— Task to complete —
Count, in the entries below, the lines in which "Measured" occurs. Give the number, nothing more.

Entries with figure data
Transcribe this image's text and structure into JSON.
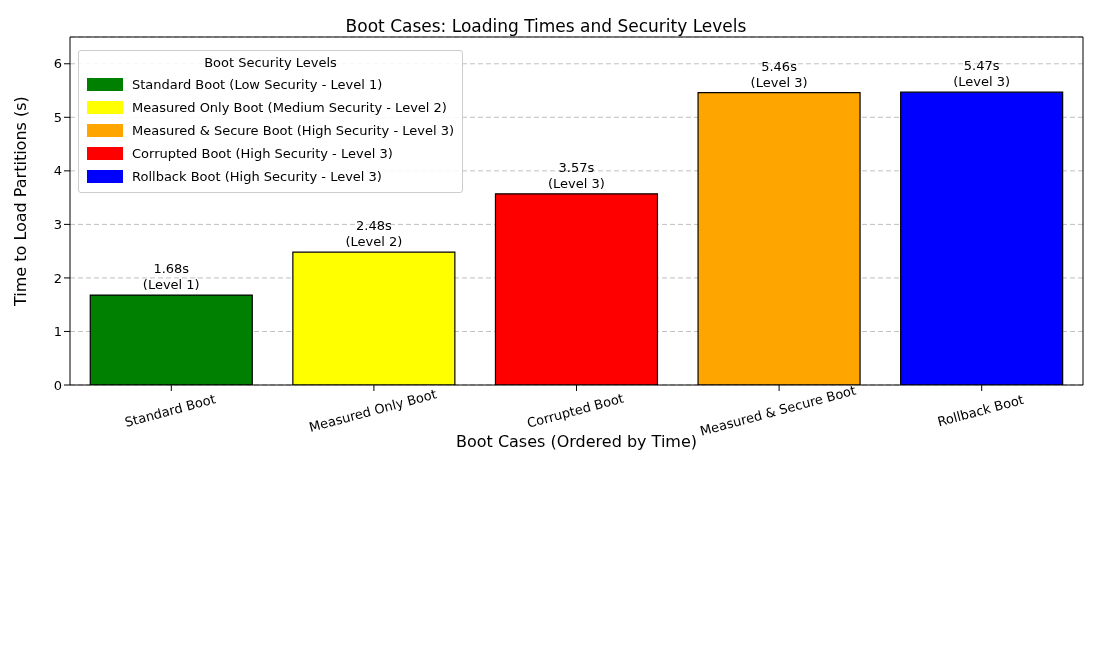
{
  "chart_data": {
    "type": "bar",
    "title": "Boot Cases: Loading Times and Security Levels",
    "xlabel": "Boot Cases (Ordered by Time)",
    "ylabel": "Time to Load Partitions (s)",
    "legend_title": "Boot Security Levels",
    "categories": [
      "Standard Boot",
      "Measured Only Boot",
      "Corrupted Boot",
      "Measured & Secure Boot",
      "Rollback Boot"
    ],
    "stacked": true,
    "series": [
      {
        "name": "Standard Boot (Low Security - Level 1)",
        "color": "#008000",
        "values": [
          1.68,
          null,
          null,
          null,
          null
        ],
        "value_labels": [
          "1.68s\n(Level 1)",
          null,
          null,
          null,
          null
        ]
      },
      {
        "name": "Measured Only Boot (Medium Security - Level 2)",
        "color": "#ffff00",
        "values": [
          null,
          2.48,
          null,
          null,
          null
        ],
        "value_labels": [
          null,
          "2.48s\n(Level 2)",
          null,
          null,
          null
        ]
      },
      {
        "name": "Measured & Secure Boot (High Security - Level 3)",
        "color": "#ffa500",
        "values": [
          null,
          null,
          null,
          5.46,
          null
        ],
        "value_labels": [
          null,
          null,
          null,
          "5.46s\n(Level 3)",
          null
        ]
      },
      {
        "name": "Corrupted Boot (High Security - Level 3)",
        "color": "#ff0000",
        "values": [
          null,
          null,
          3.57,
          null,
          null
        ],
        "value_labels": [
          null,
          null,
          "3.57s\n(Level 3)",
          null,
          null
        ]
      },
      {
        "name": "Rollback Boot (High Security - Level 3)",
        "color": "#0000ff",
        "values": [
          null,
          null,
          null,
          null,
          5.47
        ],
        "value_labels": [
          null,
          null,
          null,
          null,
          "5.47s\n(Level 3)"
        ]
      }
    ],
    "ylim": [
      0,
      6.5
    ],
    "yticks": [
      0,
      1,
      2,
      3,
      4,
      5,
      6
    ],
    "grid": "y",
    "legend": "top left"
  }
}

---

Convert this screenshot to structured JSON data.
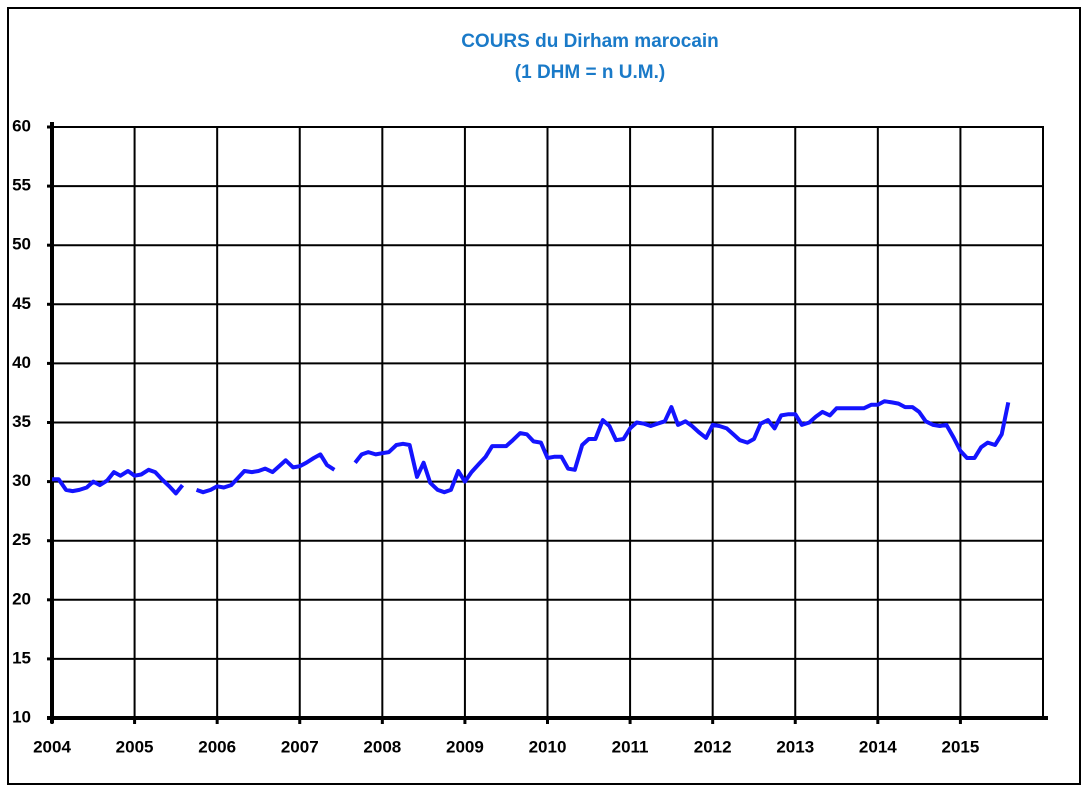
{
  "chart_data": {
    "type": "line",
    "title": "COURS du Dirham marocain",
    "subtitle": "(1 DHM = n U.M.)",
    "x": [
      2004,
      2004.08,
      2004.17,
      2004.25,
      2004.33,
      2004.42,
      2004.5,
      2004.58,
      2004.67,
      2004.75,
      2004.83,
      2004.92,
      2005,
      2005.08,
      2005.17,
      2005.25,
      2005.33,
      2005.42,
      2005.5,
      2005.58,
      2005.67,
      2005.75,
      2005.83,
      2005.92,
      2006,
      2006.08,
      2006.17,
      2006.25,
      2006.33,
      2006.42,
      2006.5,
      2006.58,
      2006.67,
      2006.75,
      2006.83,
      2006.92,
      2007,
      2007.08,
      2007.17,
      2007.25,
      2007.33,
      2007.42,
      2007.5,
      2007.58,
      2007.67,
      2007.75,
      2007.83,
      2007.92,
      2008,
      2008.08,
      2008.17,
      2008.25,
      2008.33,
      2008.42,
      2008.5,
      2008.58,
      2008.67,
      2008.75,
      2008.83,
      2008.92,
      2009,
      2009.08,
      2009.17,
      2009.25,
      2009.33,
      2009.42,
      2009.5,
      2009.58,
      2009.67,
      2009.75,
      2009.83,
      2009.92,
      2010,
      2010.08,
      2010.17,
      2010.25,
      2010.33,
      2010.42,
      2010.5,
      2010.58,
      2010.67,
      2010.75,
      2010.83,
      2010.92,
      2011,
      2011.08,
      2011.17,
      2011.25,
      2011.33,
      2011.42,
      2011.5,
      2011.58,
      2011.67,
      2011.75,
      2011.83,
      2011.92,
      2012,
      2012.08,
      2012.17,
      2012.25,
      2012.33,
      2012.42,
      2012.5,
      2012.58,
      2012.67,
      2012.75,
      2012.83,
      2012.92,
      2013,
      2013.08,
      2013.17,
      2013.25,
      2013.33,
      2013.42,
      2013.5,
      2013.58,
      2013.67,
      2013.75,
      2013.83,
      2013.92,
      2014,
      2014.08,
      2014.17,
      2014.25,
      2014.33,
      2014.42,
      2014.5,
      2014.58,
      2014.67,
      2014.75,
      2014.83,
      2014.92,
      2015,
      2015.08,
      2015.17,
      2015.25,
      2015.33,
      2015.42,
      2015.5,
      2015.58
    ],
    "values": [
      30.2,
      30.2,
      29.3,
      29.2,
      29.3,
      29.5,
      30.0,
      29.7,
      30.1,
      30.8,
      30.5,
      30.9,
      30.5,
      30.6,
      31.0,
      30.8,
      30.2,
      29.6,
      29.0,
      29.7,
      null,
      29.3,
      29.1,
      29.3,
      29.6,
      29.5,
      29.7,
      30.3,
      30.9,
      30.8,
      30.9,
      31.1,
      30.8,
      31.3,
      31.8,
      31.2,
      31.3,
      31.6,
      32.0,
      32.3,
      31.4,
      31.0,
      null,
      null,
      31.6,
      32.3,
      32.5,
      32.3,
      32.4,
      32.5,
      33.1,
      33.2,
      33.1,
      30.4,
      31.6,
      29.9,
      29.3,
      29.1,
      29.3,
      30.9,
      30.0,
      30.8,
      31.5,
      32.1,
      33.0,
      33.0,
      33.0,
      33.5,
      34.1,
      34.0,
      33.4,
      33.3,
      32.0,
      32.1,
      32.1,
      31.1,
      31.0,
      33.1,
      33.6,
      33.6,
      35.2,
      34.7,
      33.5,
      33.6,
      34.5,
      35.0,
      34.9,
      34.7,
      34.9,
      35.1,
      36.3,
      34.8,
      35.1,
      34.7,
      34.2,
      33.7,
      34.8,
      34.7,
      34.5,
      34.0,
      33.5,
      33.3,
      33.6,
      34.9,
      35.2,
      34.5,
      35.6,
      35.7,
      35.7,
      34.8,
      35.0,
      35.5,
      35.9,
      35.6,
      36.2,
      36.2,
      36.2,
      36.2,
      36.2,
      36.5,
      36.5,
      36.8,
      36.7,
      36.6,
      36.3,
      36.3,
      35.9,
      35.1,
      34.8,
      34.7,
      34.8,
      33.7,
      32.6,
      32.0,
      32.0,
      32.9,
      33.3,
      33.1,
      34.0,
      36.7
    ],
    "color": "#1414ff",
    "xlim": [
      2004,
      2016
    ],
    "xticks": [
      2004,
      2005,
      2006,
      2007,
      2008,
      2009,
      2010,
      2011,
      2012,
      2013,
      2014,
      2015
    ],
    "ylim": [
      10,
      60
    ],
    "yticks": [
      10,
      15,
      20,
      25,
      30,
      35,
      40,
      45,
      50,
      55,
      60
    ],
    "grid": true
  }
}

— Correct output —
4